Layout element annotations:

☆ ☆ ☆

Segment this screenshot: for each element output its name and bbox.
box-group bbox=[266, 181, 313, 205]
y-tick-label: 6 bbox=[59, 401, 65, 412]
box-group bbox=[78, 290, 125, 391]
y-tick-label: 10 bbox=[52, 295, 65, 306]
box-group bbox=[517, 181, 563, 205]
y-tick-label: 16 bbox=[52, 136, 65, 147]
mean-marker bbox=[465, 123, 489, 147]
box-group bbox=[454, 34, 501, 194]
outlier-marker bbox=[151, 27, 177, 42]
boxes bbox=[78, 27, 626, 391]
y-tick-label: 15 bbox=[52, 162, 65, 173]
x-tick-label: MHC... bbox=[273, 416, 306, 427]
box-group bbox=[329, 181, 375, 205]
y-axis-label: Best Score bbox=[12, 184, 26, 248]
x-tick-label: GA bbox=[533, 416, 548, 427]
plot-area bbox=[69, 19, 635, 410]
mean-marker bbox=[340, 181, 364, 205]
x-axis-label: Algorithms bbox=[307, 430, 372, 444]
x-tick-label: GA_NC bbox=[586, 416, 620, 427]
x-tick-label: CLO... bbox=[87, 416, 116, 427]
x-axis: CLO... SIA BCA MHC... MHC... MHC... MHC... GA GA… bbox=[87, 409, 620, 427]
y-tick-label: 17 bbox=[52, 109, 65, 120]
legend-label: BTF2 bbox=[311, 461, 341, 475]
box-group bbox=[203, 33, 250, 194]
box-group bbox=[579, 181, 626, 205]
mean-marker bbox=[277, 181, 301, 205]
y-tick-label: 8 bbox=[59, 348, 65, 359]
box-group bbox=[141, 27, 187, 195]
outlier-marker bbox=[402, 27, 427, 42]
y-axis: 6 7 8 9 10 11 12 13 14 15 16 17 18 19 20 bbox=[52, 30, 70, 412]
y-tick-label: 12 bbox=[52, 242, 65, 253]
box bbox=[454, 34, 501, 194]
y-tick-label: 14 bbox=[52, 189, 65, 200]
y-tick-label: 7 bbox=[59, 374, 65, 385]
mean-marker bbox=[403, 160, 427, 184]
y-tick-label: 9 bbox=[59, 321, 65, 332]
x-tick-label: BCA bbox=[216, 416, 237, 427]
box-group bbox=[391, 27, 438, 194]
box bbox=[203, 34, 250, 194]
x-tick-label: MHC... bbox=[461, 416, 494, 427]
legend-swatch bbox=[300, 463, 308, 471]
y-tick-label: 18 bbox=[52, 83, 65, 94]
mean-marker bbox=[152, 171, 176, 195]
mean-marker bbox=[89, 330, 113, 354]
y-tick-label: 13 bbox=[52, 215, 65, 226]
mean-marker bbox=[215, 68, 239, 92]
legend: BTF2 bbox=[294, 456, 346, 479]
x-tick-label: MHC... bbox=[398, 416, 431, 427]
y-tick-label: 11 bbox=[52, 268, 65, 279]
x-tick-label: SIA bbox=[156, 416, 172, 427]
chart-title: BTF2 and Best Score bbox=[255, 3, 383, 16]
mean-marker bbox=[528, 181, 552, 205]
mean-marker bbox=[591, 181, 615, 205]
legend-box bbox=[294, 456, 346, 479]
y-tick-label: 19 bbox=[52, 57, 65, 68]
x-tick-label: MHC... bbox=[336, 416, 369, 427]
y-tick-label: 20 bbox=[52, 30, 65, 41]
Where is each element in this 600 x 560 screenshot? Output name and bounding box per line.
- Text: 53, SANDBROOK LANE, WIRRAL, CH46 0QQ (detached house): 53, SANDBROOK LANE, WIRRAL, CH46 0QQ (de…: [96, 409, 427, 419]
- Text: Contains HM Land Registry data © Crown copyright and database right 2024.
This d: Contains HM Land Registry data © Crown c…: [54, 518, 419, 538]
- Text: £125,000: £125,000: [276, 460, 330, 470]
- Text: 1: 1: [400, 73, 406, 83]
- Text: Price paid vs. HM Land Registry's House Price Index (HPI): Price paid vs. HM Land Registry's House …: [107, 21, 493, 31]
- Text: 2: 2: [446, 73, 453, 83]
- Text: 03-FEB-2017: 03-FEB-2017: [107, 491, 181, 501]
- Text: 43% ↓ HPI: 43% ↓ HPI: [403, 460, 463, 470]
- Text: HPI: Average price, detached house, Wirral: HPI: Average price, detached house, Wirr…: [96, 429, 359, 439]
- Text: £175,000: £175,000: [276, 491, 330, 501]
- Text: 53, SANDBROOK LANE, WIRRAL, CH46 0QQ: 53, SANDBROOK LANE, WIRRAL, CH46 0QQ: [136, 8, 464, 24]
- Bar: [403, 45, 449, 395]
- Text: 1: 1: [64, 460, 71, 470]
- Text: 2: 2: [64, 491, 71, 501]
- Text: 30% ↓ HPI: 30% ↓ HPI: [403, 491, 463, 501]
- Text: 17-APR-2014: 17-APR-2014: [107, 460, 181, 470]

☆ ☆ ☆

Could you rewrite all of the lines above as a JSON list of strings, with one string per line and any blank lines left out?

Output for this task:
[
  "Segment this screenshot: for each element output its name and bbox.",
  "box-group bbox=[266, 181, 313, 205]",
  "y-tick-label: 6 bbox=[59, 401, 65, 412]",
  "box-group bbox=[78, 290, 125, 391]",
  "y-tick-label: 10 bbox=[52, 295, 65, 306]",
  "box-group bbox=[517, 181, 563, 205]",
  "y-tick-label: 16 bbox=[52, 136, 65, 147]",
  "mean-marker bbox=[465, 123, 489, 147]",
  "box-group bbox=[454, 34, 501, 194]",
  "outlier-marker bbox=[151, 27, 177, 42]",
  "boxes bbox=[78, 27, 626, 391]",
  "y-tick-label: 15 bbox=[52, 162, 65, 173]",
  "x-tick-label: MHC... bbox=[273, 416, 306, 427]",
  "box-group bbox=[329, 181, 375, 205]",
  "y-axis-label: Best Score bbox=[12, 184, 26, 248]",
  "x-tick-label: GA bbox=[533, 416, 548, 427]",
  "plot-area bbox=[69, 19, 635, 410]",
  "mean-marker bbox=[340, 181, 364, 205]",
  "x-axis-label: Algorithms bbox=[307, 430, 372, 444]",
  "x-tick-label: GA_NC bbox=[586, 416, 620, 427]",
  "x-tick-label: CLO... bbox=[87, 416, 116, 427]",
  "x-axis: CLO... SIA BCA MHC... MHC... MHC... MHC... GA GA… bbox=[87, 409, 620, 427]",
  "y-tick-label: 17 bbox=[52, 109, 65, 120]",
  "legend-label: BTF2 bbox=[311, 461, 341, 475]",
  "box-group bbox=[203, 33, 250, 194]",
  "box-group bbox=[579, 181, 626, 205]",
  "mean-marker bbox=[277, 181, 301, 205]",
  "y-tick-label: 8 bbox=[59, 348, 65, 359]",
  "box-group bbox=[141, 27, 187, 195]",
  "outlier-marker bbox=[402, 27, 427, 42]",
  "y-axis: 6 7 8 9 10 11 12 13 14 15 16 17 18 19 20 bbox=[52, 30, 70, 412]",
  "y-tick-label: 12 bbox=[52, 242, 65, 253]",
  "box bbox=[454, 34, 501, 194]",
  "y-tick-label: 14 bbox=[52, 189, 65, 200]",
  "y-tick-label: 7 bbox=[59, 374, 65, 385]",
  "mean-marker bbox=[403, 160, 427, 184]",
  "y-tick-label: 9 bbox=[59, 321, 65, 332]",
  "x-tick-label: BCA bbox=[216, 416, 237, 427]",
  "box-group bbox=[391, 27, 438, 194]",
  "box bbox=[203, 34, 250, 194]",
  "x-tick-label: MHC... bbox=[461, 416, 494, 427]",
  "legend-swatch bbox=[300, 463, 308, 471]",
  "y-tick-label: 18 bbox=[52, 83, 65, 94]",
  "mean-marker bbox=[152, 171, 176, 195]",
  "mean-marker bbox=[89, 330, 113, 354]",
  "y-tick-label: 13 bbox=[52, 215, 65, 226]",
  "mean-marker bbox=[215, 68, 239, 92]",
  "legend: BTF2 bbox=[294, 456, 346, 479]",
  "x-tick-label: MHC... bbox=[398, 416, 431, 427]",
  "y-tick-label: 11 bbox=[52, 268, 65, 279]",
  "x-tick-label: SIA bbox=[156, 416, 172, 427]",
  "chart-title: BTF2 and Best Score bbox=[255, 3, 383, 16]",
  "mean-marker bbox=[528, 181, 552, 205]",
  "mean-marker bbox=[591, 181, 615, 205]",
  "legend-box bbox=[294, 456, 346, 479]",
  "y-tick-label: 19 bbox=[52, 57, 65, 68]",
  "x-tick-label: MHC... bbox=[336, 416, 369, 427]",
  "y-tick-label: 20 bbox=[52, 30, 65, 41]",
  "Where is each element in this 600 x 560 screenshot? Output name and bounding box per line.",
  "- Text: 53, SANDBROOK LANE, WIRRAL, CH46 0QQ (detached house): 53, SANDBROOK LANE, WIRRAL, CH46 0QQ (de…: [96, 409, 427, 419]",
  "- Text: Contains HM Land Registry data © Crown copyright and database right 2024.",
  "This d: Contains HM Land Registry data © Crown c…: [54, 518, 419, 538]",
  "- Text: £125,000: £125,000: [276, 460, 330, 470]",
  "- Text: 1: 1: [400, 73, 406, 83]",
  "- Text: Price paid vs. HM Land Registry's House Price Index (HPI): Price paid vs. HM Land Registry's House …: [107, 21, 493, 31]",
  "- Text: 2: 2: [446, 73, 453, 83]",
  "- Text: 03-FEB-2017: 03-FEB-2017: [107, 491, 181, 501]",
  "- Text: 43% ↓ HPI: 43% ↓ HPI: [403, 460, 463, 470]",
  "- Text: HPI: Average price, detached house, Wirral: HPI: Average price, detached house, Wirr…: [96, 429, 359, 439]",
  "- Text: £175,000: £175,000: [276, 491, 330, 501]",
  "- Text: 53, SANDBROOK LANE, WIRRAL, CH46 0QQ: 53, SANDBROOK LANE, WIRRAL, CH46 0QQ: [136, 8, 464, 24]",
  "- Bar: [403, 45, 449, 395]",
  "- Text: 1: 1: [64, 460, 71, 470]",
  "- Text: 2: 2: [64, 491, 71, 501]",
  "- Text: 30% ↓ HPI: 30% ↓ HPI: [403, 491, 463, 501]",
  "- Text: 17-APR-2014: 17-APR-2014: [107, 460, 181, 470]"
]